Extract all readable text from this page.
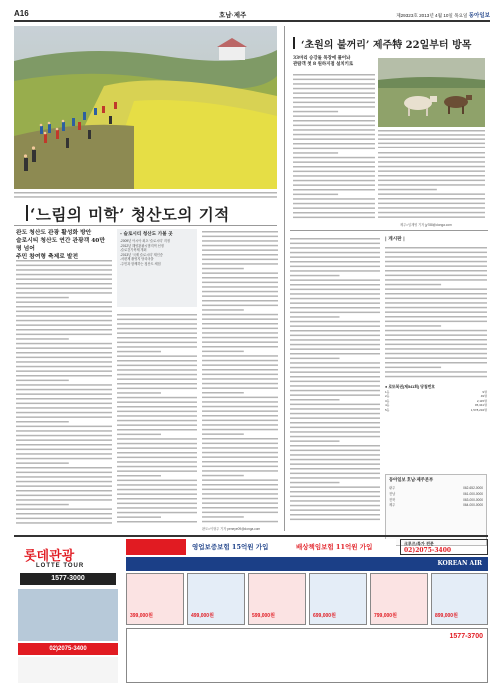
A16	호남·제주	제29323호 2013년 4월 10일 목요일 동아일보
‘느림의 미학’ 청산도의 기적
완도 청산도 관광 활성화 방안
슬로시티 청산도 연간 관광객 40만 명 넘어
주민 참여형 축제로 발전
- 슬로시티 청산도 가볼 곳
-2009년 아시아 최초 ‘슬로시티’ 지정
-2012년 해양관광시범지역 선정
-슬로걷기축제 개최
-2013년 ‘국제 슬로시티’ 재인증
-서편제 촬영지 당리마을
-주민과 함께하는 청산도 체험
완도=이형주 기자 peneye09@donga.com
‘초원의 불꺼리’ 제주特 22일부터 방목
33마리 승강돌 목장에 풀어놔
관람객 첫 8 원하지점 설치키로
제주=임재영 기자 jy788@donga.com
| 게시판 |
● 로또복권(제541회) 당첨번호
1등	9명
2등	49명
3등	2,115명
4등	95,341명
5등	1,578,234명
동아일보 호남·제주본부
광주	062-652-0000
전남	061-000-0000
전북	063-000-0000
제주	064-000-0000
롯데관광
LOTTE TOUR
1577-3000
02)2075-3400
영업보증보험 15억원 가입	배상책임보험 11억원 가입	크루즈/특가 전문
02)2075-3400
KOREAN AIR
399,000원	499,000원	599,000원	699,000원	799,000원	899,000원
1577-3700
========
Exclude the pictures and repeat every other part of the records word for word.

▶ **Full solution**
Extract all readable text from this page.
A16	호남·제주	제29323호 2013년 4월 10일 목요일 동아일보
‘느림의 미학’ 청산도의 기적
완도 청산도 관광 활성화 방안
슬로시티 청산도 연간 관광객 40만 명 넘어
주민 참여형 축제로 발전
- 슬로시티 청산도 가볼 곳
-2009년 아시아 최초 ‘슬로시티’ 지정
-2012년 해양관광시범지역 선정
-슬로걷기축제 개최
-2013년 ‘국제 슬로시티’ 재인증
-서편제 촬영지 당리마을
-주민과 함께하는 청산도 체험
완도=이형주 기자 peneye09@donga.com
‘초원의 불꺼리’ 제주特 22일부터 방목
33마리 승강돌 목장에 풀어놔
관람객 첫 8 원하지점 설치키로
제주=임재영 기자 jy788@donga.com
| 게시판 |
● 로또복권(제541회) 당첨번호
1등	9명
2등	49명
3등	2,115명
4등	95,341명
5등	1,578,234명
동아일보 호남·제주본부
광주	062-652-0000
전남	061-000-0000
전북	063-000-0000
제주	064-000-0000
롯데관광
LOTTE TOUR
1577-3000
02)2075-3400
영업보증보험 15억원 가입	배상책임보험 11억원 가입	크루즈/특가 전문
02)2075-3400
KOREAN AIR
399,000원	499,000원	599,000원	699,000원	799,000원	899,000원
1577-3700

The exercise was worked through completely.